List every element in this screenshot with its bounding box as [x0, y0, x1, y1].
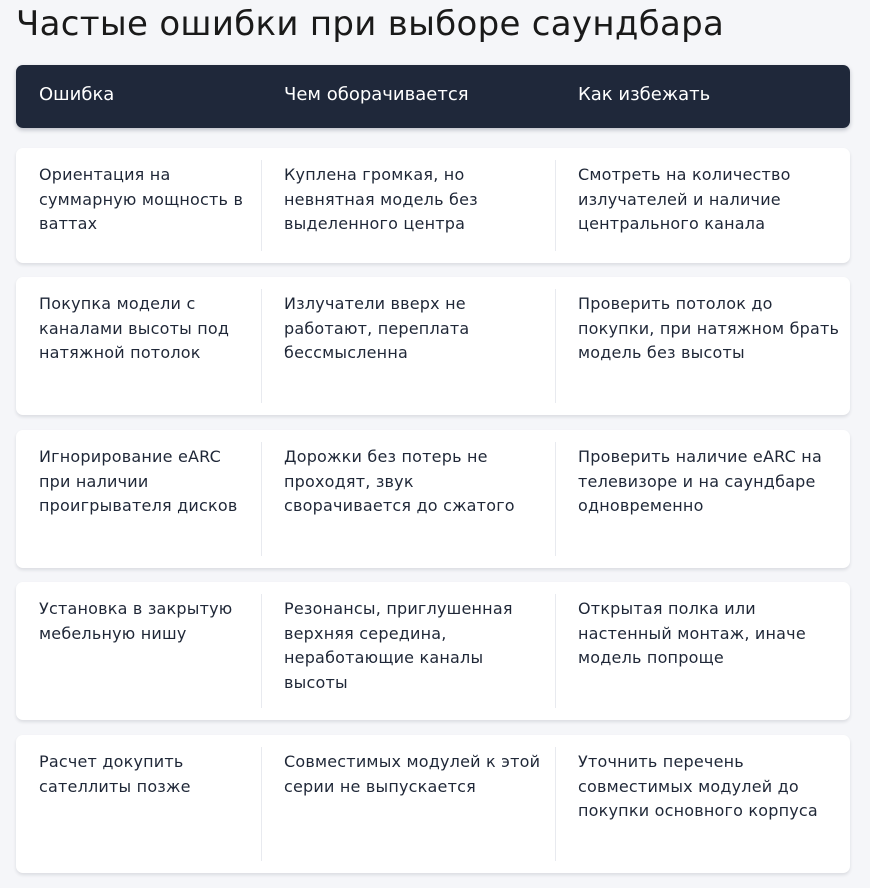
- column-divider: [261, 442, 262, 556]
- column-divider: [261, 747, 262, 861]
- cell-mistake: Покупка модели с каналами высоты под натяжной потолок: [39, 294, 230, 362]
- cell-consequence: Излучатели вверх не работают, переплата бессмысленна: [284, 294, 470, 362]
- column-divider: [555, 747, 556, 861]
- cell-consequence: Куплена громкая, но невнятная модель без выделенного центра: [284, 165, 478, 233]
- cell-mistake: Ориентация на суммарную мощность в ваттах: [39, 165, 244, 233]
- column-header-avoid: Как избежать: [578, 84, 711, 105]
- cell-mistake: Установка в закрытую мебельную нишу: [39, 599, 233, 643]
- cell-avoid: Смотреть на количество излучателей и наличие центрального канала: [578, 165, 791, 233]
- column-divider: [261, 594, 262, 708]
- table-row: [16, 582, 850, 720]
- cell-consequence: Совместимых модулей к этой серии не выпускается: [284, 752, 541, 796]
- column-header-consequence: Чем оборачивается: [284, 84, 469, 105]
- table-row: [16, 277, 850, 415]
- column-divider: [555, 442, 556, 556]
- cell-avoid: Открытая полка или настенный монтаж, иначе модель попроще: [578, 599, 806, 667]
- cell-avoid: Проверить наличие eARC на телевизоре и на саундбаре одновременно: [578, 447, 822, 515]
- cell-mistake: Расчет докупить сателлиты позже: [39, 752, 191, 796]
- cell-consequence: Резонансы, приглушенная верхняя середина, неработающие каналы высоты: [284, 599, 513, 692]
- column-divider: [555, 160, 556, 251]
- column-header-mistake: Ошибка: [39, 84, 115, 105]
- column-divider: [261, 160, 262, 251]
- column-divider: [555, 289, 556, 403]
- table-row: [16, 430, 850, 568]
- table-header: [16, 65, 850, 128]
- column-divider: [555, 594, 556, 708]
- column-divider: [261, 289, 262, 403]
- table-row: [16, 148, 850, 263]
- cell-consequence: Дорожки без потерь не проходят, звук сворачивается до сжатого: [284, 447, 515, 515]
- page-title: Частые ошибки при выборе саундбара: [16, 4, 725, 44]
- table-row: [16, 735, 850, 873]
- cell-mistake: Игнорирование eARC при наличии проигрывателя дисков: [39, 447, 238, 515]
- cell-avoid: Уточнить перечень совместимых модулей до покупки основного корпуса: [578, 752, 818, 820]
- cell-avoid: Проверить потолок до покупки, при натяжном брать модель без высоты: [578, 294, 840, 362]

Stated goal »
Please rewrite the data above with "column-divider" replaced by "column-rule" everywhere and every other character left unchanged. Leave the pictures out of your answer.

Solution to this task »
List every element in this screenshot with its bounding box as [x0, y0, x1, y1].
- column-rule: [261, 442, 262, 556]
- column-rule: [261, 747, 262, 861]
- cell-mistake: Покупка модели с каналами высоты под натяжной потолок: [39, 294, 230, 362]
- cell-consequence: Излучатели вверх не работают, переплата бессмысленна: [284, 294, 470, 362]
- column-rule: [555, 747, 556, 861]
- cell-consequence: Куплена громкая, но невнятная модель без выделенного центра: [284, 165, 478, 233]
- cell-mistake: Ориентация на суммарную мощность в ваттах: [39, 165, 244, 233]
- column-header-avoid: Как избежать: [578, 84, 711, 105]
- cell-mistake: Установка в закрытую мебельную нишу: [39, 599, 233, 643]
- cell-avoid: Смотреть на количество излучателей и наличие центрального канала: [578, 165, 791, 233]
- column-rule: [261, 594, 262, 708]
- table-row: [16, 582, 850, 720]
- cell-consequence: Совместимых модулей к этой серии не выпускается: [284, 752, 541, 796]
- column-header-consequence: Чем оборачивается: [284, 84, 469, 105]
- table-row: [16, 277, 850, 415]
- column-rule: [555, 442, 556, 556]
- cell-avoid: Открытая полка или настенный монтаж, иначе модель попроще: [578, 599, 806, 667]
- cell-avoid: Проверить наличие eARC на телевизоре и на саундбаре одновременно: [578, 447, 822, 515]
- cell-mistake: Расчет докупить сателлиты позже: [39, 752, 191, 796]
- cell-consequence: Резонансы, приглушенная верхняя середина, неработающие каналы высоты: [284, 599, 513, 692]
- column-rule: [555, 160, 556, 251]
- column-header-mistake: Ошибка: [39, 84, 115, 105]
- column-rule: [261, 160, 262, 251]
- column-rule: [555, 289, 556, 403]
- table-row: [16, 430, 850, 568]
- table-header: [16, 65, 850, 128]
- column-rule: [555, 594, 556, 708]
- column-rule: [261, 289, 262, 403]
- table-row: [16, 148, 850, 263]
- cell-consequence: Дорожки без потерь не проходят, звук сворачивается до сжатого: [284, 447, 515, 515]
- page-title: Частые ошибки при выборе саундбара: [16, 4, 725, 44]
- table-row: [16, 735, 850, 873]
- cell-mistake: Игнорирование eARC при наличии проигрывателя дисков: [39, 447, 238, 515]
- cell-avoid: Уточнить перечень совместимых модулей до покупки основного корпуса: [578, 752, 818, 820]
- cell-avoid: Проверить потолок до покупки, при натяжном брать модель без высоты: [578, 294, 840, 362]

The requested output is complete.